_TASK BRIEF:_ Each entry below should be reproduced character for character.
##### MATERIAL PROVIDED
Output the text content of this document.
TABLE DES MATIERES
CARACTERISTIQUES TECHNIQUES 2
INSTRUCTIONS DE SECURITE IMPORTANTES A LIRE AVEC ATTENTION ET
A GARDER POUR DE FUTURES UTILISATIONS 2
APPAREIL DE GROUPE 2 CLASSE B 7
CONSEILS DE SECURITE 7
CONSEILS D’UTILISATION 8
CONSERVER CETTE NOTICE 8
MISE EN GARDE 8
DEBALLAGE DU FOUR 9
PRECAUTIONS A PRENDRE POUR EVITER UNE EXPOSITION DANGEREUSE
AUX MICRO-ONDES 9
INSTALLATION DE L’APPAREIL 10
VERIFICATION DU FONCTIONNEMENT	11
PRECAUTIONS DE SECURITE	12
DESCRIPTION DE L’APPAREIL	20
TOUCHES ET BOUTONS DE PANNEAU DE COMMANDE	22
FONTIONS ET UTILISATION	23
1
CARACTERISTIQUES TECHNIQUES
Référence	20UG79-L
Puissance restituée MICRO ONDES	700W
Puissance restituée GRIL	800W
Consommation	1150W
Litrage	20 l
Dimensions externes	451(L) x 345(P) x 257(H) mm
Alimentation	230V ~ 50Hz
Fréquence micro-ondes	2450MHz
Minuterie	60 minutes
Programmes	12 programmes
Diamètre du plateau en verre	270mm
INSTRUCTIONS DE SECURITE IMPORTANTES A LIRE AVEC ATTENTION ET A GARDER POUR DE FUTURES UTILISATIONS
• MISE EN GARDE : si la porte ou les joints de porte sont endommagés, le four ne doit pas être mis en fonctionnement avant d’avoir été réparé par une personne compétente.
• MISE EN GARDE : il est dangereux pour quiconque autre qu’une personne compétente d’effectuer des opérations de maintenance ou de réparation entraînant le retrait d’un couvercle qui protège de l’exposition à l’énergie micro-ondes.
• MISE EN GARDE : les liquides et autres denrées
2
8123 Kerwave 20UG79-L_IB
##########
_WRITTEN ANSWER:_
Output the text content of this document.
TABLE DES MATIERES
CARACTERISTIQUES TECHNIQUES 2
INSTRUCTIONS DE SECURITE IMPORTANTES A LIRE AVEC ATTENTION ET
A GARDER POUR DE FUTURES UTILISATIONS 2
APPAREIL DE GROUPE 2 CLASSE B 7
CONSEILS DE SECURITE 7
CONSEILS D’UTILISATION 8
CONSERVER CETTE NOTICE 8
MISE EN GARDE 8
DEBALLAGE DU FOUR 9
PRECAUTIONS A PRENDRE POUR EVITER UNE EXPOSITION DANGEREUSE
AUX MICRO-ONDES 9
INSTALLATION DE L’APPAREIL 10
VERIFICATION DU FONCTIONNEMENT	11
PRECAUTIONS DE SECURITE	12
DESCRIPTION DE L’APPAREIL	20
TOUCHES ET BOUTONS DE PANNEAU DE COMMANDE	22
FONTIONS ET UTILISATION	23
1
CARACTERISTIQUES TECHNIQUES
Référence	20UG79-L
Puissance restituée MICRO ONDES	700W
Puissance restituée GRIL	800W
Consommation	1150W
Litrage	20 l
Dimensions externes	451(L) x 345(P) x 257(H) mm
Alimentation	230V ~ 50Hz
Fréquence micro-ondes	2450MHz
Minuterie	60 minutes
Programmes	12 programmes
Diamètre du plateau en verre	270mm
INSTRUCTIONS DE SECURITE IMPORTANTES A LIRE AVEC ATTENTION ET A GARDER POUR DE FUTURES UTILISATIONS
• MISE EN GARDE : si la porte ou les joints de porte sont endommagés, le four ne doit pas être mis en fonctionnement avant d’avoir été réparé par une personne compétente.
• MISE EN GARDE : il est dangereux pour quiconque autre qu’une personne compétente d’effectuer des opérations de maintenance ou de réparation entraînant le retrait d’un couvercle qui protège de l’exposition à l’énergie micro-ondes.
• MISE EN GARDE : les liquides et autres denrées
2
8123 Kerwave 20UG79-L_IB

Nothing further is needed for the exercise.